Given records -
+---+

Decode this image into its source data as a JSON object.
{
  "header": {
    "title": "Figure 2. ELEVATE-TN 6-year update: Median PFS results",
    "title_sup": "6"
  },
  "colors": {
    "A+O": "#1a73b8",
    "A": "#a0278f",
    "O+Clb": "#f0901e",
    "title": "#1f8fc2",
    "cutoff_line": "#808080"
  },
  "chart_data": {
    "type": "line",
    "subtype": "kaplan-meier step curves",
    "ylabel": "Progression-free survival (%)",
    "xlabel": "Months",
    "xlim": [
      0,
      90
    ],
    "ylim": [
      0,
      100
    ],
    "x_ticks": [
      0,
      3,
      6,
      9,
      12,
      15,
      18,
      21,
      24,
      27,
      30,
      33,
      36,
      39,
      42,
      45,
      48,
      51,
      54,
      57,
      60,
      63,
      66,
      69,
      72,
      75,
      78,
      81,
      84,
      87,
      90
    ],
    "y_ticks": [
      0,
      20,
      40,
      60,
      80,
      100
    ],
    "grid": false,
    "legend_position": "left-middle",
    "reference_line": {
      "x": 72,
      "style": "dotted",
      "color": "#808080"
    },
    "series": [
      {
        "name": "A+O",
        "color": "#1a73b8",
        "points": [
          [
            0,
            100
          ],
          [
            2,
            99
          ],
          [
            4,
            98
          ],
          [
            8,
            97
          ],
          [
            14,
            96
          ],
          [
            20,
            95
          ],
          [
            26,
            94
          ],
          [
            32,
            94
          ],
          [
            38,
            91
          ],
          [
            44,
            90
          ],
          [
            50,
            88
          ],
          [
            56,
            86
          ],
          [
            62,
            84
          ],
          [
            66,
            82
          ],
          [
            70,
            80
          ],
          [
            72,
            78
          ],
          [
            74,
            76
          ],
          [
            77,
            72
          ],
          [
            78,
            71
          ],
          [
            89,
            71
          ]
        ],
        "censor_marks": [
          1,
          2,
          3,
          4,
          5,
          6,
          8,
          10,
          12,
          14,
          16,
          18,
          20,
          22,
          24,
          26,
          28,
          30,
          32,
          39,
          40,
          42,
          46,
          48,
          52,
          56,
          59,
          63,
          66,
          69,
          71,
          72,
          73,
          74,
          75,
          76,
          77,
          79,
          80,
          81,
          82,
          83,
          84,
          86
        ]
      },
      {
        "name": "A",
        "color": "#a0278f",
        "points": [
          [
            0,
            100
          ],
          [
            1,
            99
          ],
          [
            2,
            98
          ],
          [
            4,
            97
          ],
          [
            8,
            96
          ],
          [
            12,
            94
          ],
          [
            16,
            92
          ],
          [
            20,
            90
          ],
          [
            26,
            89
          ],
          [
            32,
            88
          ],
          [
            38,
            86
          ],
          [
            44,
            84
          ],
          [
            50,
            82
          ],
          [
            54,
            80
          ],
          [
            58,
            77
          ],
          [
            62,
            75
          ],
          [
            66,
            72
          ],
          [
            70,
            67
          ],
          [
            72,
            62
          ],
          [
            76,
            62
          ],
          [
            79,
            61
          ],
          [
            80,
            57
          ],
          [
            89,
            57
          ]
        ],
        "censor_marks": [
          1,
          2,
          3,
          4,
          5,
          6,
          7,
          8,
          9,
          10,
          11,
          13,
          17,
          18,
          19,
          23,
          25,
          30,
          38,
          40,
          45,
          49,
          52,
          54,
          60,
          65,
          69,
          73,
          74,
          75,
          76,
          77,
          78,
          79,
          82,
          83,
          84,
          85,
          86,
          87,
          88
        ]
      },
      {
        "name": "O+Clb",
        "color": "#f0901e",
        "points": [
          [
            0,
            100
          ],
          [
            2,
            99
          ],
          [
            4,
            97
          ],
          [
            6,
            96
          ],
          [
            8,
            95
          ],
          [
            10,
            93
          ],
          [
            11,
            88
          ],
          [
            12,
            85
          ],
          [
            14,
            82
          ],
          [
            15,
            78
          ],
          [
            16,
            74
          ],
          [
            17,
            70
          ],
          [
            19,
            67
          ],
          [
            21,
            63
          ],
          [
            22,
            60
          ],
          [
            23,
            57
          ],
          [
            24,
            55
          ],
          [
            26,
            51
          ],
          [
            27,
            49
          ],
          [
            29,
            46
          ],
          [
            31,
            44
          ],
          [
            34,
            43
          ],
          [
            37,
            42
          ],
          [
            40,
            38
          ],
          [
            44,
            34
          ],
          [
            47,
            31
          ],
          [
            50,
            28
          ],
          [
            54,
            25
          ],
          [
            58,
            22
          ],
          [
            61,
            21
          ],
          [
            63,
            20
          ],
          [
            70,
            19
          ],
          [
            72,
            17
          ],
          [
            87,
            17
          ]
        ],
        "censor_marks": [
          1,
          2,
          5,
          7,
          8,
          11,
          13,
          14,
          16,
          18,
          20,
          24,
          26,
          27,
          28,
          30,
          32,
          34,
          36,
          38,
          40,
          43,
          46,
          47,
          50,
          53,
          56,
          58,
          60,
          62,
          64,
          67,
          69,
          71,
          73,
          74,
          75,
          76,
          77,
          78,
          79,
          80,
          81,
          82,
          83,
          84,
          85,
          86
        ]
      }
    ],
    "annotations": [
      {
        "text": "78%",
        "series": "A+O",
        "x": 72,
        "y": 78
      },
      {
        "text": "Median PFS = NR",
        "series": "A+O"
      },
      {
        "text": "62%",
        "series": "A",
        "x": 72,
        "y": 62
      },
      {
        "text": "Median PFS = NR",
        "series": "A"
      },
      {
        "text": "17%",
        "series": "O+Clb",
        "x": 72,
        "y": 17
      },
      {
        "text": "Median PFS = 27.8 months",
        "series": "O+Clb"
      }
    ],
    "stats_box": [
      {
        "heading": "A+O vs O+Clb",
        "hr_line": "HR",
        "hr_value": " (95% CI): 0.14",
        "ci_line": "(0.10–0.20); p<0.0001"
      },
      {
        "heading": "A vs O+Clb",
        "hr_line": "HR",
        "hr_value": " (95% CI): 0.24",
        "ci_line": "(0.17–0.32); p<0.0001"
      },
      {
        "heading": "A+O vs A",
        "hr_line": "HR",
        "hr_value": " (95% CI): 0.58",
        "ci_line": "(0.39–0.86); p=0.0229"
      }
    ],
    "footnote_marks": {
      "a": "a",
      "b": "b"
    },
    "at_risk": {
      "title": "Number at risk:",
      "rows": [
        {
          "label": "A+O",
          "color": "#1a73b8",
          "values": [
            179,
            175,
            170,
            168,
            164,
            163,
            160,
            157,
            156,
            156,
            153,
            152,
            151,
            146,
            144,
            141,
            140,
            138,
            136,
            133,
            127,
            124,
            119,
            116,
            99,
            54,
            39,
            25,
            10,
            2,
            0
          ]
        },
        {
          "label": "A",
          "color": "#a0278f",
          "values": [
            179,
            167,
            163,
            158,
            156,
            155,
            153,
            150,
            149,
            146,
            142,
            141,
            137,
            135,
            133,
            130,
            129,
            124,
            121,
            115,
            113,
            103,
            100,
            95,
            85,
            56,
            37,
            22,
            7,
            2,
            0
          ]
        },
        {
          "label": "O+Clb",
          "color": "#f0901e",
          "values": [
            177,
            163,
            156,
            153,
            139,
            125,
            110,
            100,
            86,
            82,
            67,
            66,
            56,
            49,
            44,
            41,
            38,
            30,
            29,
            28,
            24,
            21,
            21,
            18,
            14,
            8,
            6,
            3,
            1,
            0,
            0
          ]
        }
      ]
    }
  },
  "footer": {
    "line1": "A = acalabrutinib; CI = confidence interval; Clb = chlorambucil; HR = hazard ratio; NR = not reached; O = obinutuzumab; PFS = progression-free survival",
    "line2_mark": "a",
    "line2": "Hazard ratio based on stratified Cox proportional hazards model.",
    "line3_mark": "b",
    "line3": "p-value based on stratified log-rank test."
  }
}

+---+

Work to be completed - Hand back the material above in full, exactly as written.

Exercise response -
Decode this image into its source data as a JSON object.
{
  "header": {
    "title": "Figure 2. ELEVATE-TN 6-year update: Median PFS results",
    "title_sup": "6"
  },
  "colors": {
    "A+O": "#1a73b8",
    "A": "#a0278f",
    "O+Clb": "#f0901e",
    "title": "#1f8fc2",
    "cutoff_line": "#808080"
  },
  "chart_data": {
    "type": "line",
    "subtype": "kaplan-meier step curves",
    "ylabel": "Progression-free survival (%)",
    "xlabel": "Months",
    "xlim": [
      0,
      90
    ],
    "ylim": [
      0,
      100
    ],
    "x_ticks": [
      0,
      3,
      6,
      9,
      12,
      15,
      18,
      21,
      24,
      27,
      30,
      33,
      36,
      39,
      42,
      45,
      48,
      51,
      54,
      57,
      60,
      63,
      66,
      69,
      72,
      75,
      78,
      81,
      84,
      87,
      90
    ],
    "y_ticks": [
      0,
      20,
      40,
      60,
      80,
      100
    ],
    "grid": false,
    "legend_position": "left-middle",
    "reference_line": {
      "x": 72,
      "style": "dotted",
      "color": "#808080"
    },
    "series": [
      {
        "name": "A+O",
        "color": "#1a73b8",
        "points": [
          [
            0,
            100
          ],
          [
            2,
            99
          ],
          [
            4,
            98
          ],
          [
            8,
            97
          ],
          [
            14,
            96
          ],
          [
            20,
            95
          ],
          [
            26,
            94
          ],
          [
            32,
            94
          ],
          [
            38,
            91
          ],
          [
            44,
            90
          ],
          [
            50,
            88
          ],
          [
            56,
            86
          ],
          [
            62,
            84
          ],
          [
            66,
            82
          ],
          [
            70,
            80
          ],
          [
            72,
            78
          ],
          [
            74,
            76
          ],
          [
            77,
            72
          ],
          [
            78,
            71
          ],
          [
            89,
            71
          ]
        ],
        "censor_marks": [
          1,
          2,
          3,
          4,
          5,
          6,
          8,
          10,
          12,
          14,
          16,
          18,
          20,
          22,
          24,
          26,
          28,
          30,
          32,
          39,
          40,
          42,
          46,
          48,
          52,
          56,
          59,
          63,
          66,
          69,
          71,
          72,
          73,
          74,
          75,
          76,
          77,
          79,
          80,
          81,
          82,
          83,
          84,
          86
        ]
      },
      {
        "name": "A",
        "color": "#a0278f",
        "points": [
          [
            0,
            100
          ],
          [
            1,
            99
          ],
          [
            2,
            98
          ],
          [
            4,
            97
          ],
          [
            8,
            96
          ],
          [
            12,
            94
          ],
          [
            16,
            92
          ],
          [
            20,
            90
          ],
          [
            26,
            89
          ],
          [
            32,
            88
          ],
          [
            38,
            86
          ],
          [
            44,
            84
          ],
          [
            50,
            82
          ],
          [
            54,
            80
          ],
          [
            58,
            77
          ],
          [
            62,
            75
          ],
          [
            66,
            72
          ],
          [
            70,
            67
          ],
          [
            72,
            62
          ],
          [
            76,
            62
          ],
          [
            79,
            61
          ],
          [
            80,
            57
          ],
          [
            89,
            57
          ]
        ],
        "censor_marks": [
          1,
          2,
          3,
          4,
          5,
          6,
          7,
          8,
          9,
          10,
          11,
          13,
          17,
          18,
          19,
          23,
          25,
          30,
          38,
          40,
          45,
          49,
          52,
          54,
          60,
          65,
          69,
          73,
          74,
          75,
          76,
          77,
          78,
          79,
          82,
          83,
          84,
          85,
          86,
          87,
          88
        ]
      },
      {
        "name": "O+Clb",
        "color": "#f0901e",
        "points": [
          [
            0,
            100
          ],
          [
            2,
            99
          ],
          [
            4,
            97
          ],
          [
            6,
            96
          ],
          [
            8,
            95
          ],
          [
            10,
            93
          ],
          [
            11,
            88
          ],
          [
            12,
            85
          ],
          [
            14,
            82
          ],
          [
            15,
            78
          ],
          [
            16,
            74
          ],
          [
            17,
            70
          ],
          [
            19,
            67
          ],
          [
            21,
            63
          ],
          [
            22,
            60
          ],
          [
            23,
            57
          ],
          [
            24,
            55
          ],
          [
            26,
            51
          ],
          [
            27,
            49
          ],
          [
            29,
            46
          ],
          [
            31,
            44
          ],
          [
            34,
            43
          ],
          [
            37,
            42
          ],
          [
            40,
            38
          ],
          [
            44,
            34
          ],
          [
            47,
            31
          ],
          [
            50,
            28
          ],
          [
            54,
            25
          ],
          [
            58,
            22
          ],
          [
            61,
            21
          ],
          [
            63,
            20
          ],
          [
            70,
            19
          ],
          [
            72,
            17
          ],
          [
            87,
            17
          ]
        ],
        "censor_marks": [
          1,
          2,
          5,
          7,
          8,
          11,
          13,
          14,
          16,
          18,
          20,
          24,
          26,
          27,
          28,
          30,
          32,
          34,
          36,
          38,
          40,
          43,
          46,
          47,
          50,
          53,
          56,
          58,
          60,
          62,
          64,
          67,
          69,
          71,
          73,
          74,
          75,
          76,
          77,
          78,
          79,
          80,
          81,
          82,
          83,
          84,
          85,
          86
        ]
      }
    ],
    "annotations": [
      {
        "text": "78%",
        "series": "A+O",
        "x": 72,
        "y": 78
      },
      {
        "text": "Median PFS = NR",
        "series": "A+O"
      },
      {
        "text": "62%",
        "series": "A",
        "x": 72,
        "y": 62
      },
      {
        "text": "Median PFS = NR",
        "series": "A"
      },
      {
        "text": "17%",
        "series": "O+Clb",
        "x": 72,
        "y": 17
      },
      {
        "text": "Median PFS = 27.8 months",
        "series": "O+Clb"
      }
    ],
    "stats_box": [
      {
        "heading": "A+O vs O+Clb",
        "hr_line": "HR",
        "hr_value": " (95% CI): 0.14",
        "ci_line": "(0.10–0.20); p<0.0001"
      },
      {
        "heading": "A vs O+Clb",
        "hr_line": "HR",
        "hr_value": " (95% CI): 0.24",
        "ci_line": "(0.17–0.32); p<0.0001"
      },
      {
        "heading": "A+O vs A",
        "hr_line": "HR",
        "hr_value": " (95% CI): 0.58",
        "ci_line": "(0.39–0.86); p=0.0229"
      }
    ],
    "footnote_marks": {
      "a": "a",
      "b": "b"
    },
    "at_risk": {
      "title": "Number at risk:",
      "rows": [
        {
          "label": "A+O",
          "color": "#1a73b8",
          "values": [
            179,
            175,
            170,
            168,
            164,
            163,
            160,
            157,
            156,
            156,
            153,
            152,
            151,
            146,
            144,
            141,
            140,
            138,
            136,
            133,
            127,
            124,
            119,
            116,
            99,
            54,
            39,
            25,
            10,
            2,
            0
          ]
        },
        {
          "label": "A",
          "color": "#a0278f",
          "values": [
            179,
            167,
            163,
            158,
            156,
            155,
            153,
            150,
            149,
            146,
            142,
            141,
            137,
            135,
            133,
            130,
            129,
            124,
            121,
            115,
            113,
            103,
            100,
            95,
            85,
            56,
            37,
            22,
            7,
            2,
            0
          ]
        },
        {
          "label": "O+Clb",
          "color": "#f0901e",
          "values": [
            177,
            163,
            156,
            153,
            139,
            125,
            110,
            100,
            86,
            82,
            67,
            66,
            56,
            49,
            44,
            41,
            38,
            30,
            29,
            28,
            24,
            21,
            21,
            18,
            14,
            8,
            6,
            3,
            1,
            0,
            0
          ]
        }
      ]
    }
  },
  "footer": {
    "line1": "A = acalabrutinib; CI = confidence interval; Clb = chlorambucil; HR = hazard ratio; NR = not reached; O = obinutuzumab; PFS = progression-free survival",
    "line2_mark": "a",
    "line2": "Hazard ratio based on stratified Cox proportional hazards model.",
    "line3_mark": "b",
    "line3": "p-value based on stratified log-rank test."
  }
}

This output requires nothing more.